● EXERCISE AIM
In the copy, keep every record exact and leave out all images.

● INPUT RECORDS
start

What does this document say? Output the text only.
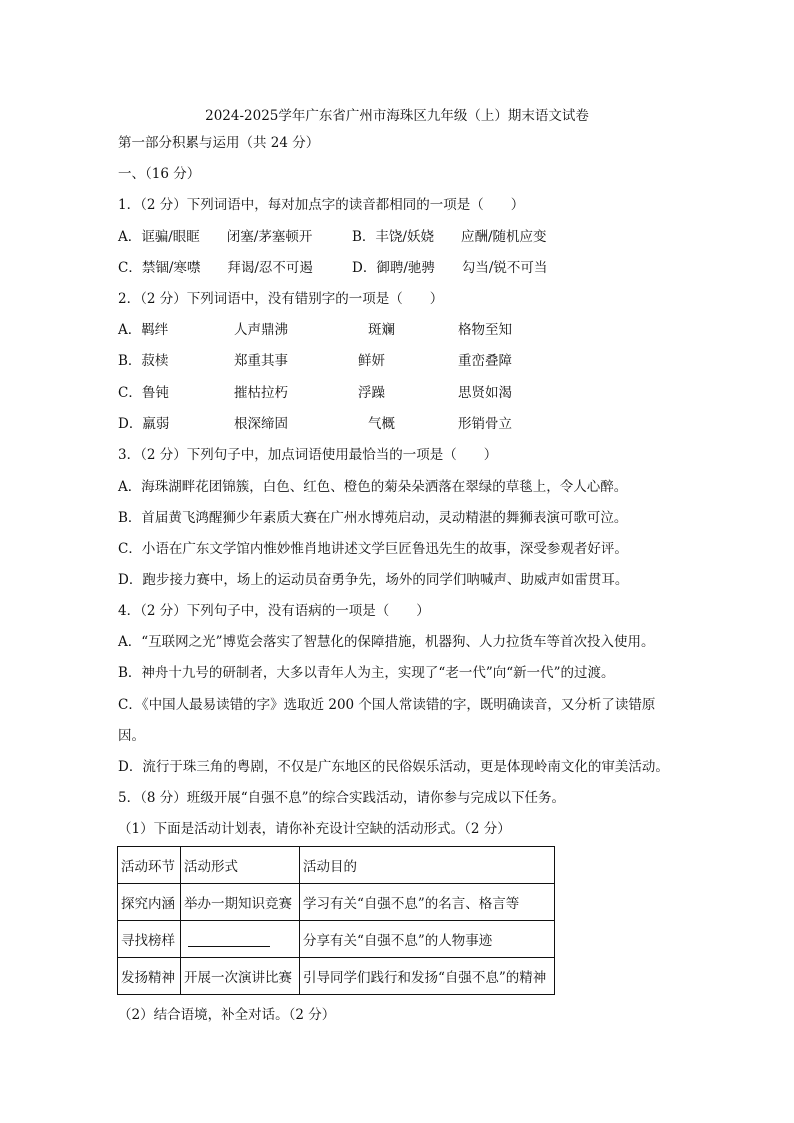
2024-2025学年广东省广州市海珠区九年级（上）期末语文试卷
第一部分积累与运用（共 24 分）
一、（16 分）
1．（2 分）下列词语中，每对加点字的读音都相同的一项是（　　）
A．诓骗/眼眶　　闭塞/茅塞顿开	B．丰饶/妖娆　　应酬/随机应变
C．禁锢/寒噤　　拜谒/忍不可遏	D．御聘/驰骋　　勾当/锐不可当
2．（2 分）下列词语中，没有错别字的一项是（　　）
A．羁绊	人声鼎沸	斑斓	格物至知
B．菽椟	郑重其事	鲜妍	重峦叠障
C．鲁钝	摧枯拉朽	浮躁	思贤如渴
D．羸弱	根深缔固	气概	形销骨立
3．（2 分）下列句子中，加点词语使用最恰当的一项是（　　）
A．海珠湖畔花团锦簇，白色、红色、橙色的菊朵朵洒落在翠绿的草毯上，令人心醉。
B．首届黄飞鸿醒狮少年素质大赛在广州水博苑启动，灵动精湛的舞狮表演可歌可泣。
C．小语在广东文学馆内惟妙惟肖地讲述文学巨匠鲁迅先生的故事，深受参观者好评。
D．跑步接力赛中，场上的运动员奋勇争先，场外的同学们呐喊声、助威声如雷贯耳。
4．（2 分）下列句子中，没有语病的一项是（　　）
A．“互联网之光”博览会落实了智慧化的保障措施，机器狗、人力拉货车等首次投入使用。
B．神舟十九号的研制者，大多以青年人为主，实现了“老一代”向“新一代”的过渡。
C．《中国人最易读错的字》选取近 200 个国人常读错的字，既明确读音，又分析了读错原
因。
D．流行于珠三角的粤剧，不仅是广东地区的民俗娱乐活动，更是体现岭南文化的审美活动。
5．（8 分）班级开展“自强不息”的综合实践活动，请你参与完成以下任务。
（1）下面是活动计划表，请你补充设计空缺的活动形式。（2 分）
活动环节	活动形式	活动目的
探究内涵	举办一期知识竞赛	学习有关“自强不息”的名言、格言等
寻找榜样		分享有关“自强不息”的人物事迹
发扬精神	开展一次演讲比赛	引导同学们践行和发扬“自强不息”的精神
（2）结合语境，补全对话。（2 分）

end

● EXPECTED OUTPUT
What does this document say? Output the text only.
2024-2025学年广东省广州市海珠区九年级（上）期末语文试卷
第一部分积累与运用（共 24 分）
一、（16 分）
1．（2 分）下列词语中，每对加点字的读音都相同的一项是（　　）
A．诓骗/眼眶　　闭塞/茅塞顿开	B．丰饶/妖娆　　应酬/随机应变
C．禁锢/寒噤　　拜谒/忍不可遏	D．御聘/驰骋　　勾当/锐不可当
2．（2 分）下列词语中，没有错别字的一项是（　　）
A．羁绊	人声鼎沸	斑斓	格物至知
B．菽椟	郑重其事	鲜妍	重峦叠障
C．鲁钝	摧枯拉朽	浮躁	思贤如渴
D．羸弱	根深缔固	气概	形销骨立
3．（2 分）下列句子中，加点词语使用最恰当的一项是（　　）
A．海珠湖畔花团锦簇，白色、红色、橙色的菊朵朵洒落在翠绿的草毯上，令人心醉。
B．首届黄飞鸿醒狮少年素质大赛在广州水博苑启动，灵动精湛的舞狮表演可歌可泣。
C．小语在广东文学馆内惟妙惟肖地讲述文学巨匠鲁迅先生的故事，深受参观者好评。
D．跑步接力赛中，场上的运动员奋勇争先，场外的同学们呐喊声、助威声如雷贯耳。
4．（2 分）下列句子中，没有语病的一项是（　　）
A．“互联网之光”博览会落实了智慧化的保障措施，机器狗、人力拉货车等首次投入使用。
B．神舟十九号的研制者，大多以青年人为主，实现了“老一代”向“新一代”的过渡。
C．《中国人最易读错的字》选取近 200 个国人常读错的字，既明确读音，又分析了读错原
因。
D．流行于珠三角的粤剧，不仅是广东地区的民俗娱乐活动，更是体现岭南文化的审美活动。
5．（8 分）班级开展“自强不息”的综合实践活动，请你参与完成以下任务。
（1）下面是活动计划表，请你补充设计空缺的活动形式。（2 分）
活动环节	活动形式	活动目的
探究内涵	举办一期知识竞赛	学习有关“自强不息”的名言、格言等
寻找榜样		分享有关“自强不息”的人物事迹
发扬精神	开展一次演讲比赛	引导同学们践行和发扬“自强不息”的精神
（2）结合语境，补全对话。（2 分）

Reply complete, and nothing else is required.